◆ Directions for this task ◆
Print the entries in full, word for word, but not the pictures.
* * * *
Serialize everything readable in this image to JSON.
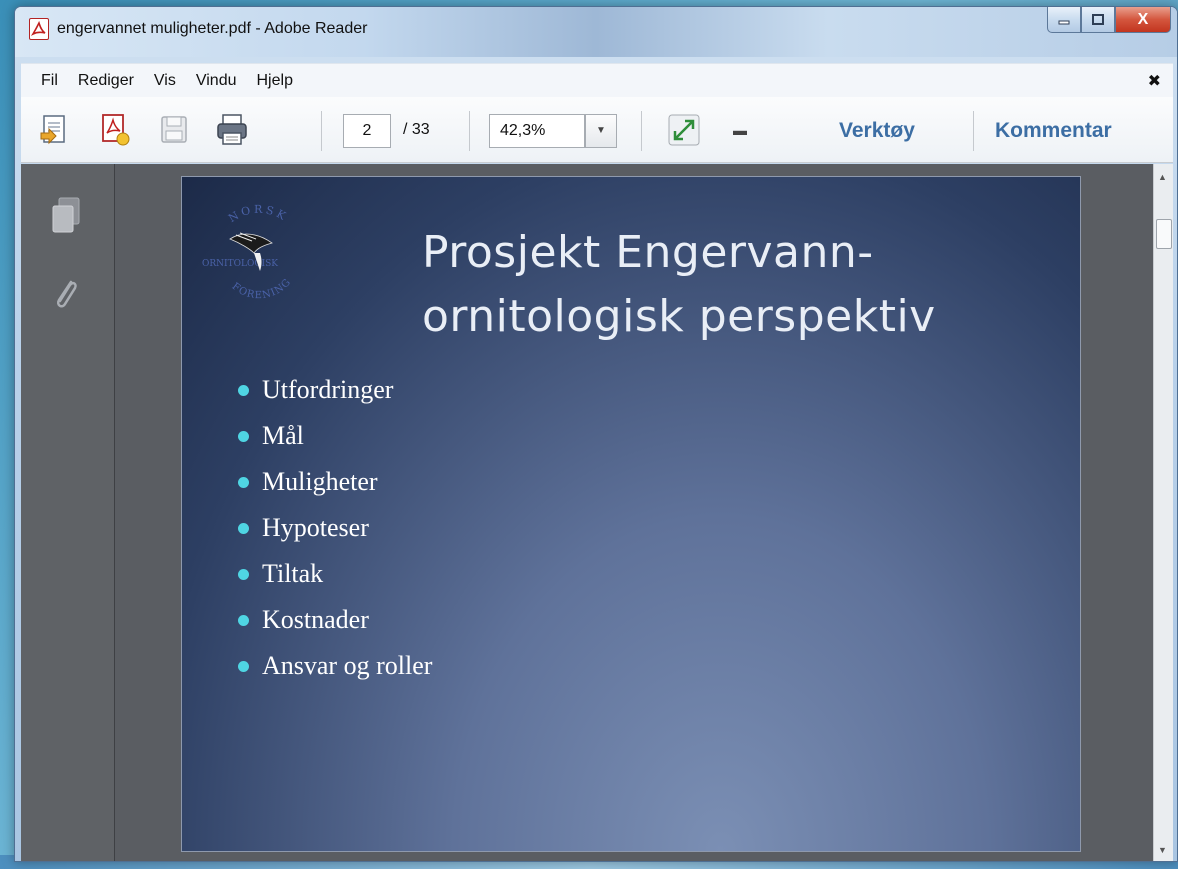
{
  "window": {
    "title": "engervannet muligheter.pdf - Adobe Reader",
    "close_label": "X"
  },
  "menu": {
    "items": [
      "Fil",
      "Rediger",
      "Vis",
      "Vindu",
      "Hjelp"
    ],
    "close_glyph": "✖"
  },
  "toolbar": {
    "current_page": "2",
    "total_pages": "/ 33",
    "zoom": "42,3%",
    "tools_label": "Verktøy",
    "comment_label": "Kommentar"
  },
  "slide": {
    "title_line1": "Prosjekt Engervann-",
    "title_line2": "ornitologisk perspektiv",
    "bullets": [
      "Utfordringer",
      "Mål",
      "Muligheter",
      "Hypoteser",
      "Tiltak",
      "Kostnader",
      "Ansvar og roller"
    ],
    "logo_text_top": "NORSK",
    "logo_text_middle": "ORNITOLOGISK",
    "logo_text_bottom": "FORENING"
  },
  "colors": {
    "accent_link": "#3c6ea4",
    "bullet": "#4fd5e3",
    "slide_dark": "#1c2a48",
    "slide_light": "#7b8fb4"
  }
}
* * * *
◆ Task answer ◆
Serialize everything readable in this image to JSON.
{
  "window": {
    "title": "engervannet muligheter.pdf - Adobe Reader",
    "close_label": "X"
  },
  "menu": {
    "items": [
      "Fil",
      "Rediger",
      "Vis",
      "Vindu",
      "Hjelp"
    ],
    "close_glyph": "✖"
  },
  "toolbar": {
    "current_page": "2",
    "total_pages": "/ 33",
    "zoom": "42,3%",
    "tools_label": "Verktøy",
    "comment_label": "Kommentar"
  },
  "slide": {
    "title_line1": "Prosjekt Engervann-",
    "title_line2": "ornitologisk perspektiv",
    "bullets": [
      "Utfordringer",
      "Mål",
      "Muligheter",
      "Hypoteser",
      "Tiltak",
      "Kostnader",
      "Ansvar og roller"
    ],
    "logo_text_top": "NORSK",
    "logo_text_middle": "ORNITOLOGISK",
    "logo_text_bottom": "FORENING"
  },
  "colors": {
    "accent_link": "#3c6ea4",
    "bullet": "#4fd5e3",
    "slide_dark": "#1c2a48",
    "slide_light": "#7b8fb4"
  }
}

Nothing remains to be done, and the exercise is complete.